----- Original Message -----
Sent: Thursday, February 20, 2003 2:25
PM
Subject: RE: [agi] A
probabilistic/algorithmic puzzle...
OK... life
lesson #567: When a mathematical explanation confuses non-math people,
another mathematical explanation is not likely to help
The basic
situation can be thought of as follows.
Suppose you
have a large set of people, say, all the people on Earth
Then you have a
bunch of categories you're interested in, say:
Chinese
Arab
fat
skinny
smelly
female
...
Then you have
some absolute probabilities, e.g.
P(Chinese) =
.2
P(fat) =
.15
etc. , which
tell you how likely a randomly chosen person is to fall into each of the
categories
Then you have
some conditional probabilities, e.g.
P(fat |
skinny)=0
P(smelly|male)
= .62
P(fat |
American) = .4
P(slow|fat) =
.7
The last one,
for instance, tells you that if you know someone is American, then there's a
.4 chance the person is fat (i.e. 40% of Americans are
fat).
The problem at
hand is, you're given some absolute and some conditional probabilities
regarding the concepts at hand, and you want to infer a bunch of
others.
In localized
cases this is easy, for instance using probability theory one can get
evidence for
P(slow|American)
from the
combination of
P(slow|fat)
and
P(fat |
American)
Given n
concepts there are n^2 conditional probabilities to look at. The most
interesting ones to find are the ones for which
P(A|B) is very
different from P(B)
just as for
instance
P(fat|American)
is very different from P(fat)

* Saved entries
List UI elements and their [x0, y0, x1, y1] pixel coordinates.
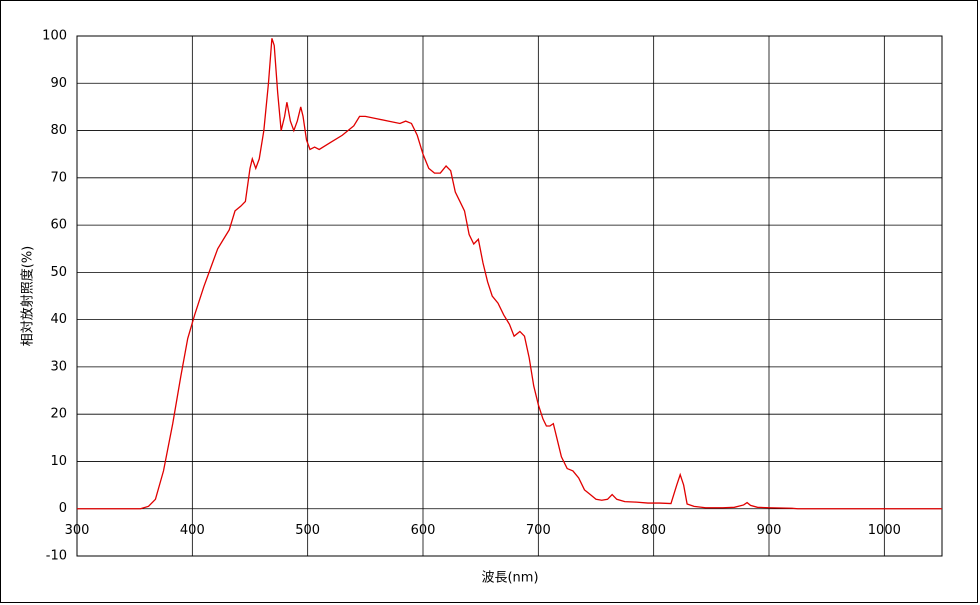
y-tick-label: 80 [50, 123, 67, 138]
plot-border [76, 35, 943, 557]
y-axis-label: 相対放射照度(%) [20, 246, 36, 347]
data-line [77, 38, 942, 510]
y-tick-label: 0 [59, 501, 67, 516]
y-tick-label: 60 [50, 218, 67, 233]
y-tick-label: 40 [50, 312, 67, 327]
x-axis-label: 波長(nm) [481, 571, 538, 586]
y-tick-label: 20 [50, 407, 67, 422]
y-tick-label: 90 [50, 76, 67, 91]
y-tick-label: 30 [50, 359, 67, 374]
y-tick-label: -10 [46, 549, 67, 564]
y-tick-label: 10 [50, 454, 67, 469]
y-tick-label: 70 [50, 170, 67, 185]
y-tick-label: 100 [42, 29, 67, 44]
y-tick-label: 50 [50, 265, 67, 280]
==
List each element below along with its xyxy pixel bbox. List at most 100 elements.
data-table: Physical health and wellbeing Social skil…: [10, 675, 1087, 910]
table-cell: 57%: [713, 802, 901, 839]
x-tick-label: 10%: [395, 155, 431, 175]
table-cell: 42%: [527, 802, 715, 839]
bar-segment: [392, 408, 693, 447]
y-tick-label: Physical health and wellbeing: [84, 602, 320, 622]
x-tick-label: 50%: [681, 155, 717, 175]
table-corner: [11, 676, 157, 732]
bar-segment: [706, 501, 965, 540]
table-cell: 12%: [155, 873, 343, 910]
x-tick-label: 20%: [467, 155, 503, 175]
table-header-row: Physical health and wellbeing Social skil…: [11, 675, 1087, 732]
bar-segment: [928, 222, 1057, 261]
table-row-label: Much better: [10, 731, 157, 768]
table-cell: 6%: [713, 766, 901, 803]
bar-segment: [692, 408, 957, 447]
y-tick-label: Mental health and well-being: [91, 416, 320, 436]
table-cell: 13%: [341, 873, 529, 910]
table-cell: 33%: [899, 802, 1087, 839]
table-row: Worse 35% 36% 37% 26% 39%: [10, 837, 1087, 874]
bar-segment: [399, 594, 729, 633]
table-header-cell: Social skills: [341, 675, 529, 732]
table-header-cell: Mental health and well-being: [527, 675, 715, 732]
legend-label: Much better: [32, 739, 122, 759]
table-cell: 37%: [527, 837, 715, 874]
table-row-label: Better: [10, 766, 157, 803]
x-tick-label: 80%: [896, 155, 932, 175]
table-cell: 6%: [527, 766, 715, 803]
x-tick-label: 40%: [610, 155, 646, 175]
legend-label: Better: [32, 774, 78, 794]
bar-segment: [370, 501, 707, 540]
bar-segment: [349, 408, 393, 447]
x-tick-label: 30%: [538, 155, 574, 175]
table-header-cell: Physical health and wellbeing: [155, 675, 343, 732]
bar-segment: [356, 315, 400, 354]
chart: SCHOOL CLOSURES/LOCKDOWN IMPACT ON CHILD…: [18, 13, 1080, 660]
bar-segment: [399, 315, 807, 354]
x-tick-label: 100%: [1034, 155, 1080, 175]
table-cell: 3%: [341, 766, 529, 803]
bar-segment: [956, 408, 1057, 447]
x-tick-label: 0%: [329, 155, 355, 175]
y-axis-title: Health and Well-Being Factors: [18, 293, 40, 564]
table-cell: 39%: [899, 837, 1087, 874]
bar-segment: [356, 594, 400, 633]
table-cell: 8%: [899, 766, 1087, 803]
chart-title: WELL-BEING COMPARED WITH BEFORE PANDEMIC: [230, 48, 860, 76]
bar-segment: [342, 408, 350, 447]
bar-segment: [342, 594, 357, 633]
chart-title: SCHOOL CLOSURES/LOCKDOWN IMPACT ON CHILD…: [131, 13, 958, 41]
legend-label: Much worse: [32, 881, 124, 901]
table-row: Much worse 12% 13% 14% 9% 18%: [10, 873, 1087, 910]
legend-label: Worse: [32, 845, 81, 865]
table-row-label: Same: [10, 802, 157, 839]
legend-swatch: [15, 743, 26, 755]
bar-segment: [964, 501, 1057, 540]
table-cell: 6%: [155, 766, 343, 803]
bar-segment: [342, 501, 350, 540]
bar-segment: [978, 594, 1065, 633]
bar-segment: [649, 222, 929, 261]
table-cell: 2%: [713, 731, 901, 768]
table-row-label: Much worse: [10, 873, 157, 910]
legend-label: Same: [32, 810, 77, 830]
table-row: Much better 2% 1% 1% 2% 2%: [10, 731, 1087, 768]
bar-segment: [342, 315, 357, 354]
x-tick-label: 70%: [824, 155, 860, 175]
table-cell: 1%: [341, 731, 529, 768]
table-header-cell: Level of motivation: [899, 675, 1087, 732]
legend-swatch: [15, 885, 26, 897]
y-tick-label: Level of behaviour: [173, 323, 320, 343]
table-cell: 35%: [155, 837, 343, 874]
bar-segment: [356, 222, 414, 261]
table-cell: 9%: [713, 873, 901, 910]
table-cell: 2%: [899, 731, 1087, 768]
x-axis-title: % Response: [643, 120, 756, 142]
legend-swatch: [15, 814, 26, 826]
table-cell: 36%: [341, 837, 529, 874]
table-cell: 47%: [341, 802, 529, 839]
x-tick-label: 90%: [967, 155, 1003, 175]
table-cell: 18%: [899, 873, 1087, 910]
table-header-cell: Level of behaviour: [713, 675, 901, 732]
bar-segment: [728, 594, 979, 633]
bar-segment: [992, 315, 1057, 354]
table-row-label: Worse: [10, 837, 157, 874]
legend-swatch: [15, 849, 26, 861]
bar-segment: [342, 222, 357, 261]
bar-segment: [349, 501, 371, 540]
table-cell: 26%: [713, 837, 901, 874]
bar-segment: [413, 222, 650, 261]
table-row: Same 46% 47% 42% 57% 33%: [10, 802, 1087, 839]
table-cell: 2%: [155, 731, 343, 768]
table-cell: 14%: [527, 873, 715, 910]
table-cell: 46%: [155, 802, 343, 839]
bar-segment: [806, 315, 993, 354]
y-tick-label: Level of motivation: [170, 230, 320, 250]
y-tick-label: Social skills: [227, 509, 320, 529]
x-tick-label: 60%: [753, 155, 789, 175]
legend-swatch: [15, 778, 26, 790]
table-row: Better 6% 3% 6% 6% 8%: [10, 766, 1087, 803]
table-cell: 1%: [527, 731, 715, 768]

* What is needed
Pick up the email about the probabilistic puzzle after its final sentence and keep writing it.

* Task output
This problem is
covered by elementary probability theory. Solving it in principle is
no issue. The tricky problem is solving it approximately, for a large
number of concepts and probabilities, in a very rapid computational
way.
Bayesian
networks try to solve the problem by seeking a set of concepts that are
arranged in an "independence hierarchy" (a directed acyclic graph with a
concept at each node, so that each concept is independent of its parents
conditional on its ancestors -- and no I don't feel like explaining that in
nontechnical terms at the moment ;). But this can leave out a
lot of information because real conceptual networks may be grossly
interdependent. Of course, then one can try to learn a whole bunch of
different Bayes nets and merge the probability estimates obtained from each
one....
One thing that complicates
the problem is that ,in some cases, as well as inferring probabilities one
hasn't been given, one may want to make corrections to probabilities one HAS
been given. For instance, sometimes one may be given inconsistent
information, and one has to choose which information to
accept.
For example, if you're
told
P(male) = .5
P(young|male) = .4
P(young) = .1
then something's gotta give, because the first two
probabilities imply P(young) >= .5*.4 = .2
Novamente's probabilistic reasoning system handles
this problem pretty well, but one thing we're struggling with now is keeping
this "correction of errors in the premises" under control. If you let
the system revise its premises to correct errors (a necessity in an AGI
context), then it can easily get carried away in cycles of revising premises
based on conclusions, then revising conclusions based on the new premises,
and so on in a chaotic trajectory leading to meaningless inferred
probabilities.
As I said before, this is a very simple incarnation
of a problem that takes a lot of other forms, more complex but posing the
same essential challenge.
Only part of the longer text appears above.